* _Exercise task_
Copy the data below exactly, omitting any picture it contains.

[start of Data records]

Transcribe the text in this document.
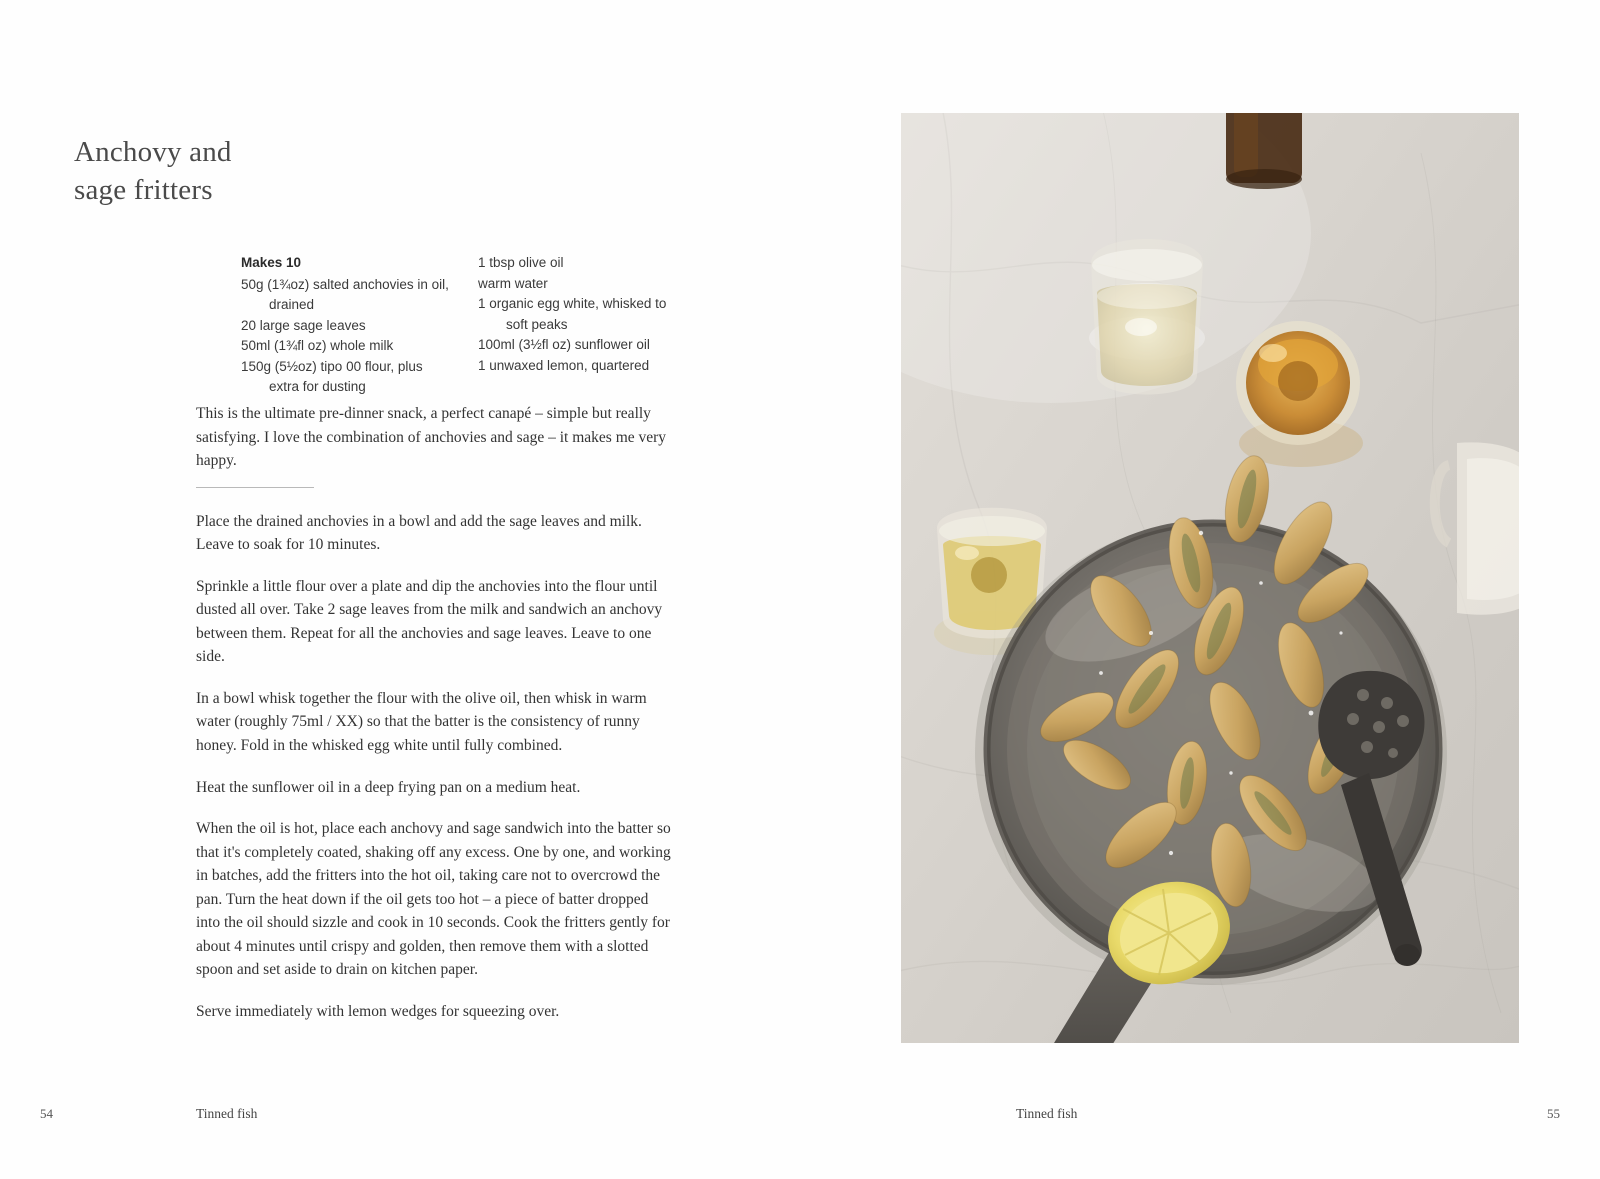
Anchovy and
sage fritters
Makes 10
50g (1¾oz) salted anchovies in oil,
drained
20 large sage leaves
50ml (1¾fl oz) whole milk
150g (5½oz) tipo 00 flour, plus
extra for dusting
1 tbsp olive oil
warm water
1 organic egg white, whisked to
soft peaks
100ml (3½fl oz) sunflower oil
1 unwaxed lemon, quartered

This is the ultimate pre-dinner snack, a perfect canapé – simple but really satisfying. I love the combination of anchovies and sage – it makes me very happy.

Place the drained anchovies in a bowl and add the sage leaves and milk. Leave to soak for 10 minutes.

Sprinkle a little flour over a plate and dip the anchovies into the flour until dusted all over. Take 2 sage leaves from the milk and sandwich an anchovy between them. Repeat for all the anchovies and sage leaves. Leave to one side.

In a bowl whisk together the flour with the olive oil, then whisk in warm water (roughly 75ml / XX) so that the batter is the consistency of runny honey. Fold in the whisked egg white until fully combined.

Heat the sunflower oil in a deep frying pan on a medium heat.

When the oil is hot, place each anchovy and sage sandwich into the batter so that it's completely coated, shaking off any excess. One by one, and working in batches, add the fritters into the hot oil, taking care not to overcrowd the pan. Turn the heat down if the oil gets too hot – a piece of batter dropped into the oil should sizzle and cook in 10 seconds. Cook the fritters gently for about 4 minutes until crispy and golden, then remove them with a slotted spoon and set aside to drain on kitchen paper.

Serve immediately with lemon wedges for squeezing over.

54	Tinned fish	Tinned fish	55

[end of Data records]

* _Task output_
Transcribe the text in this document.
Anchovy and
sage fritters
Makes 10
50g (1¾oz) salted anchovies in oil,
drained
20 large sage leaves
50ml (1¾fl oz) whole milk
150g (5½oz) tipo 00 flour, plus
extra for dusting
1 tbsp olive oil
warm water
1 organic egg white, whisked to
soft peaks
100ml (3½fl oz) sunflower oil
1 unwaxed lemon, quartered

This is the ultimate pre-dinner snack, a perfect canapé – simple but really satisfying. I love the combination of anchovies and sage – it makes me very happy.

Place the drained anchovies in a bowl and add the sage leaves and milk. Leave to soak for 10 minutes.

Sprinkle a little flour over a plate and dip the anchovies into the flour until dusted all over. Take 2 sage leaves from the milk and sandwich an anchovy between them. Repeat for all the anchovies and sage leaves. Leave to one side.

In a bowl whisk together the flour with the olive oil, then whisk in warm water (roughly 75ml / XX) so that the batter is the consistency of runny honey. Fold in the whisked egg white until fully combined.

Heat the sunflower oil in a deep frying pan on a medium heat.

When the oil is hot, place each anchovy and sage sandwich into the batter so that it's completely coated, shaking off any excess. One by one, and working in batches, add the fritters into the hot oil, taking care not to overcrowd the pan. Turn the heat down if the oil gets too hot – a piece of batter dropped into the oil should sizzle and cook in 10 seconds. Cook the fritters gently for about 4 minutes until crispy and golden, then remove them with a slotted spoon and set aside to drain on kitchen paper.

Serve immediately with lemon wedges for squeezing over.

54	Tinned fish	Tinned fish	55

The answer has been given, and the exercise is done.